__TASK BRIEF__.
Write out every single entry exactly.

Stored entries
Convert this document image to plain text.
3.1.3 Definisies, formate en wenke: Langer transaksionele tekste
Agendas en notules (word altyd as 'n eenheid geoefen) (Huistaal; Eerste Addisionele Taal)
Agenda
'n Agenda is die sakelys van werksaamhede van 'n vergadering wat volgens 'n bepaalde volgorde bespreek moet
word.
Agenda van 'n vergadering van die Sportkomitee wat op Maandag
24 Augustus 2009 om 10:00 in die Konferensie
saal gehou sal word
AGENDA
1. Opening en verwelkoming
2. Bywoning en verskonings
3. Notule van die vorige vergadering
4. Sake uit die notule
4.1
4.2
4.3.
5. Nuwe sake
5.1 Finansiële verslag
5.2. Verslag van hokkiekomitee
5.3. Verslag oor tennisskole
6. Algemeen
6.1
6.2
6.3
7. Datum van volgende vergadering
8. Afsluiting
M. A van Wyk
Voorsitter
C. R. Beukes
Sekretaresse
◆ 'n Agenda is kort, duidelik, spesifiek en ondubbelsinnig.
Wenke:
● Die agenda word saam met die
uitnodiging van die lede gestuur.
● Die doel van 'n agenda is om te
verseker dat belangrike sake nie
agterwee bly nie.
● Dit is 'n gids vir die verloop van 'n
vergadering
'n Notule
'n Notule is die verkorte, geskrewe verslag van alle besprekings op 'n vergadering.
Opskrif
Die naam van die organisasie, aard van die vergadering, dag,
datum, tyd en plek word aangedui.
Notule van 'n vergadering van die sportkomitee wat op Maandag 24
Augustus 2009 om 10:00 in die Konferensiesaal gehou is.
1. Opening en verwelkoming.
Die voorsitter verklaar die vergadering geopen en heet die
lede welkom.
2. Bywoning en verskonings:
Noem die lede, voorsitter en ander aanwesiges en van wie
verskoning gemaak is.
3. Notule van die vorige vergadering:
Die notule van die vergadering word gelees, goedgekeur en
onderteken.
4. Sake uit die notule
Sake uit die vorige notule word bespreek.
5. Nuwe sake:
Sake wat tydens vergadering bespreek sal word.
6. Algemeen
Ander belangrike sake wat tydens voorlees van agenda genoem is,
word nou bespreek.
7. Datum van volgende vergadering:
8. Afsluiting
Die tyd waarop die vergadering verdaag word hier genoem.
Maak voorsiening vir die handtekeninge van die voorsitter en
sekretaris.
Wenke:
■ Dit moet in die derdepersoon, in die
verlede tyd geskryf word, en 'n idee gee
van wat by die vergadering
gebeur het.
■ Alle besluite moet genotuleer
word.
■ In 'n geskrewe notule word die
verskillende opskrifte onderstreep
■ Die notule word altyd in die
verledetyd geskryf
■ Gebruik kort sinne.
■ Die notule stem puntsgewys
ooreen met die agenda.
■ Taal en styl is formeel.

__IN RESPONSE__.
Convert this document image to plain text.
3.1.3 Definisies, formate en wenke: Langer transaksionele tekste
Agendas en notules (word altyd as 'n eenheid geoefen) (Huistaal; Eerste Addisionele Taal)
Agenda
'n Agenda is die sakelys van werksaamhede van 'n vergadering wat volgens 'n bepaalde volgorde bespreek moet
word.
Agenda van 'n vergadering van die Sportkomitee wat op Maandag
24 Augustus 2009 om 10:00 in die Konferensie
saal gehou sal word
AGENDA
1. Opening en verwelkoming
2. Bywoning en verskonings
3. Notule van die vorige vergadering
4. Sake uit die notule
4.1
4.2
4.3.
5. Nuwe sake
5.1 Finansiële verslag
5.2. Verslag van hokkiekomitee
5.3. Verslag oor tennisskole
6. Algemeen
6.1
6.2
6.3
7. Datum van volgende vergadering
8. Afsluiting
M. A van Wyk
Voorsitter
C. R. Beukes
Sekretaresse
◆ 'n Agenda is kort, duidelik, spesifiek en ondubbelsinnig.
Wenke:
● Die agenda word saam met die
uitnodiging van die lede gestuur.
● Die doel van 'n agenda is om te
verseker dat belangrike sake nie
agterwee bly nie.
● Dit is 'n gids vir die verloop van 'n
vergadering
'n Notule
'n Notule is die verkorte, geskrewe verslag van alle besprekings op 'n vergadering.
Opskrif
Die naam van die organisasie, aard van die vergadering, dag,
datum, tyd en plek word aangedui.
Notule van 'n vergadering van die sportkomitee wat op Maandag 24
Augustus 2009 om 10:00 in die Konferensiesaal gehou is.
1. Opening en verwelkoming.
Die voorsitter verklaar die vergadering geopen en heet die
lede welkom.
2. Bywoning en verskonings:
Noem die lede, voorsitter en ander aanwesiges en van wie
verskoning gemaak is.
3. Notule van die vorige vergadering:
Die notule van die vergadering word gelees, goedgekeur en
onderteken.
4. Sake uit die notule
Sake uit die vorige notule word bespreek.
5. Nuwe sake:
Sake wat tydens vergadering bespreek sal word.
6. Algemeen
Ander belangrike sake wat tydens voorlees van agenda genoem is,
word nou bespreek.
7. Datum van volgende vergadering:
8. Afsluiting
Die tyd waarop die vergadering verdaag word hier genoem.
Maak voorsiening vir die handtekeninge van die voorsitter en
sekretaris.
Wenke:
■ Dit moet in die derdepersoon, in die
verlede tyd geskryf word, en 'n idee gee
van wat by die vergadering
gebeur het.
■ Alle besluite moet genotuleer
word.
■ In 'n geskrewe notule word die
verskillende opskrifte onderstreep
■ Die notule word altyd in die
verledetyd geskryf
■ Gebruik kort sinne.
■ Die notule stem puntsgewys
ooreen met die agenda.
■ Taal en styl is formeel.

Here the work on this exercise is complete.